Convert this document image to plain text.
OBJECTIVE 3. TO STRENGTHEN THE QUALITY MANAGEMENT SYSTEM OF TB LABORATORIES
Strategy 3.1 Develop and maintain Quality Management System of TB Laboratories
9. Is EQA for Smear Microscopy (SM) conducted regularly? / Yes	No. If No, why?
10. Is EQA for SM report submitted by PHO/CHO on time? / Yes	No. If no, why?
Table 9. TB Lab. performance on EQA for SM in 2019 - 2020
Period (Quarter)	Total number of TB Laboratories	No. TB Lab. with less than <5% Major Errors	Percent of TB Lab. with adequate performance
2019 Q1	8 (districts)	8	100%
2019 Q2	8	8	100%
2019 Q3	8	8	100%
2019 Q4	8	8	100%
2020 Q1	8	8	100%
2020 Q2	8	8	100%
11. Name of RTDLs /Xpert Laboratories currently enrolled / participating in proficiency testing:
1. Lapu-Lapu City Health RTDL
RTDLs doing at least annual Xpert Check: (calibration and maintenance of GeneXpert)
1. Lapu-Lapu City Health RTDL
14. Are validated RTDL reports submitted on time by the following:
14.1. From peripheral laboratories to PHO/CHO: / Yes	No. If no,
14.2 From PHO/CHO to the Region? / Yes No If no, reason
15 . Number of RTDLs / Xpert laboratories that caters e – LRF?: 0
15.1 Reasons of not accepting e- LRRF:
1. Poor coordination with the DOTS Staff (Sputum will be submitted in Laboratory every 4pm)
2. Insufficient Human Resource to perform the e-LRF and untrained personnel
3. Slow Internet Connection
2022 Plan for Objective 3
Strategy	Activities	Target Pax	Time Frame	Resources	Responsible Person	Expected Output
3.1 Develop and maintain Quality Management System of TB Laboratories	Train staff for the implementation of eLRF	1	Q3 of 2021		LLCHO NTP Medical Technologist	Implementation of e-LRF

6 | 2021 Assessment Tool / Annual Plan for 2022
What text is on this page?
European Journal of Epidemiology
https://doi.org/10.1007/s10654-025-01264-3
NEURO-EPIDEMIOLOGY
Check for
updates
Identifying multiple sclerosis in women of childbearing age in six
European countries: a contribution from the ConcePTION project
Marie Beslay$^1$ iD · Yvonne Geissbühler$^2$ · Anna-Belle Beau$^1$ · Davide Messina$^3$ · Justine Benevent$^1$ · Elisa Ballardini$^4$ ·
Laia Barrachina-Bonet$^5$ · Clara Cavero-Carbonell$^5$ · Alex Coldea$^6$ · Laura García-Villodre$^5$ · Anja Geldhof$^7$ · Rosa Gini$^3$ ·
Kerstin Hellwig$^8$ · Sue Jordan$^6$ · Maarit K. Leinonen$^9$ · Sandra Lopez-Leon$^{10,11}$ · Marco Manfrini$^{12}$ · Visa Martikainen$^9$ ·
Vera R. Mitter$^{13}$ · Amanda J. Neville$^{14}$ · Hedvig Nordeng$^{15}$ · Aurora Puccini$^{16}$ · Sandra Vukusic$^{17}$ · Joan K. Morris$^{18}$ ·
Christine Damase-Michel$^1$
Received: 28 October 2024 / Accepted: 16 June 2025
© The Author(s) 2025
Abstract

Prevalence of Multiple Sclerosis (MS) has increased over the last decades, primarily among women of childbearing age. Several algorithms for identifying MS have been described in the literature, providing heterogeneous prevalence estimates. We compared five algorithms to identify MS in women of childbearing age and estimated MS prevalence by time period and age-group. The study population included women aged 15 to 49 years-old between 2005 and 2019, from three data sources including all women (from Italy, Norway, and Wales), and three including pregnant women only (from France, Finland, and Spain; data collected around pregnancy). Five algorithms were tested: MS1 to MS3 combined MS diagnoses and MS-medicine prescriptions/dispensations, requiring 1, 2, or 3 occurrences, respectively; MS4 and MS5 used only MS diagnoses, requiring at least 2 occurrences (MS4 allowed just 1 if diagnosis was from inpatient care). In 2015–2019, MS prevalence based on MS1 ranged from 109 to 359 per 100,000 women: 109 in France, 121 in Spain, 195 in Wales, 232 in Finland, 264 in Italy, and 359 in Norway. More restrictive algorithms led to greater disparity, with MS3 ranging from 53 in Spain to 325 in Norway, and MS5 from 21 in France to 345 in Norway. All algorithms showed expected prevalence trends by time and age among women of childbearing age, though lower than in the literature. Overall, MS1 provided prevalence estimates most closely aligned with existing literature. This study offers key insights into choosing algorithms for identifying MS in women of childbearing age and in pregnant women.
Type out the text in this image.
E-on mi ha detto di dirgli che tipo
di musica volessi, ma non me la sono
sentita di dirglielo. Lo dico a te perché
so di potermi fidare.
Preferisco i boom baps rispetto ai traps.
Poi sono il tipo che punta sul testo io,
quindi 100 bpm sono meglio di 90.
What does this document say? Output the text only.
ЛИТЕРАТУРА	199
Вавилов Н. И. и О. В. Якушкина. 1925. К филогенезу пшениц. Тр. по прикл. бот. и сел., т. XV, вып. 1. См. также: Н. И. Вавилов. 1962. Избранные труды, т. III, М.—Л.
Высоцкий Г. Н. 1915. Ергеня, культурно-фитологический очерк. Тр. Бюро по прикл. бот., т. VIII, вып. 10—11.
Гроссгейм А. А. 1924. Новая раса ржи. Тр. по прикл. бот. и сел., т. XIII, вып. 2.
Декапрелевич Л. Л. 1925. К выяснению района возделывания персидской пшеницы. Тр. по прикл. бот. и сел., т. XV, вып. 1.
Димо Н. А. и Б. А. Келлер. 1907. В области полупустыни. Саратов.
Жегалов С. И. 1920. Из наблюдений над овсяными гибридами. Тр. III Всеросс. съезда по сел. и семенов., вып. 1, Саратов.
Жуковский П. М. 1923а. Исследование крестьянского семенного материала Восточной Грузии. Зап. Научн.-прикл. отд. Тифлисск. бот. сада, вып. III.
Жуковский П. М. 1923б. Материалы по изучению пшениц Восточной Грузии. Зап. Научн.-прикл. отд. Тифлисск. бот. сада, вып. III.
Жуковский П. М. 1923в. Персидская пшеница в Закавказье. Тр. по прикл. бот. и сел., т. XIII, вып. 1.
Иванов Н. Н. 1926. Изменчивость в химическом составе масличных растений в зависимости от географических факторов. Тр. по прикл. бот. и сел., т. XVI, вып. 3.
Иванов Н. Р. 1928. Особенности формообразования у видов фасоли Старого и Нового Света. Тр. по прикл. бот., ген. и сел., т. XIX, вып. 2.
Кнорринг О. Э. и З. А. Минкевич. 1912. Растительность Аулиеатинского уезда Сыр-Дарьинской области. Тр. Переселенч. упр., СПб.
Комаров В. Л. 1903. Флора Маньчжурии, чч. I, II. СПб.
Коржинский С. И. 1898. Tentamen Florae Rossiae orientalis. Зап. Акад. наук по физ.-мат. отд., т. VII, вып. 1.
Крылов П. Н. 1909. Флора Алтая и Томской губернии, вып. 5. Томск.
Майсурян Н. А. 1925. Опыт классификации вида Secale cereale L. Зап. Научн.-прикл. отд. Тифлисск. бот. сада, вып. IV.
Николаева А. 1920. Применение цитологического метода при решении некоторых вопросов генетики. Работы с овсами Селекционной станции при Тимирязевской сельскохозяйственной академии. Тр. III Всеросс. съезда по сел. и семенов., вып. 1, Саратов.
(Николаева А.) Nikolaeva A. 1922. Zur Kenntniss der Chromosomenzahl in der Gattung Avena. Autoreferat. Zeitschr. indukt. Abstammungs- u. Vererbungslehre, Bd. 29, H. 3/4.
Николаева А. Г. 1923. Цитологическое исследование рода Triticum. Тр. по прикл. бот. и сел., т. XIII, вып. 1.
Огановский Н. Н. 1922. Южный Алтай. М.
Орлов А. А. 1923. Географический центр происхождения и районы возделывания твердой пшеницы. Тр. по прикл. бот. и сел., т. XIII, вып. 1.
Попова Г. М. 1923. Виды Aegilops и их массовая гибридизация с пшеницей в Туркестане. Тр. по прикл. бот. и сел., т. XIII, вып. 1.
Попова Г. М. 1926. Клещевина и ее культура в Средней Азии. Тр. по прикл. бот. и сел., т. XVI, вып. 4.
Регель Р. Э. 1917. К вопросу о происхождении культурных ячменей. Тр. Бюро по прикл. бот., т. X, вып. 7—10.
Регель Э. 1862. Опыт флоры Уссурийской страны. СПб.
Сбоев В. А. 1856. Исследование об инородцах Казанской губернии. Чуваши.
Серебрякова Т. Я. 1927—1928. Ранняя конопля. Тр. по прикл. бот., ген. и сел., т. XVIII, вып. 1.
########
Search the data for "Sandra". Copy every matching line.

Kerstin Hellwig$^8$ · Sue Jordan$^6$ · Maarit K. Leinonen$^9$ · Sandra Lopez-Leon$^{10,11}$ · Marco Manfrini$^{12}$ · Visa Martikainen$^9$ ·
Vera R. Mitter$^{13}$ · Amanda J. Neville$^{14}$ · Hedvig Nordeng$^{15}$ · Aurora Puccini$^{16}$ · Sandra Vukusic$^{17}$ · Joan K. Morris$^{18}$ ·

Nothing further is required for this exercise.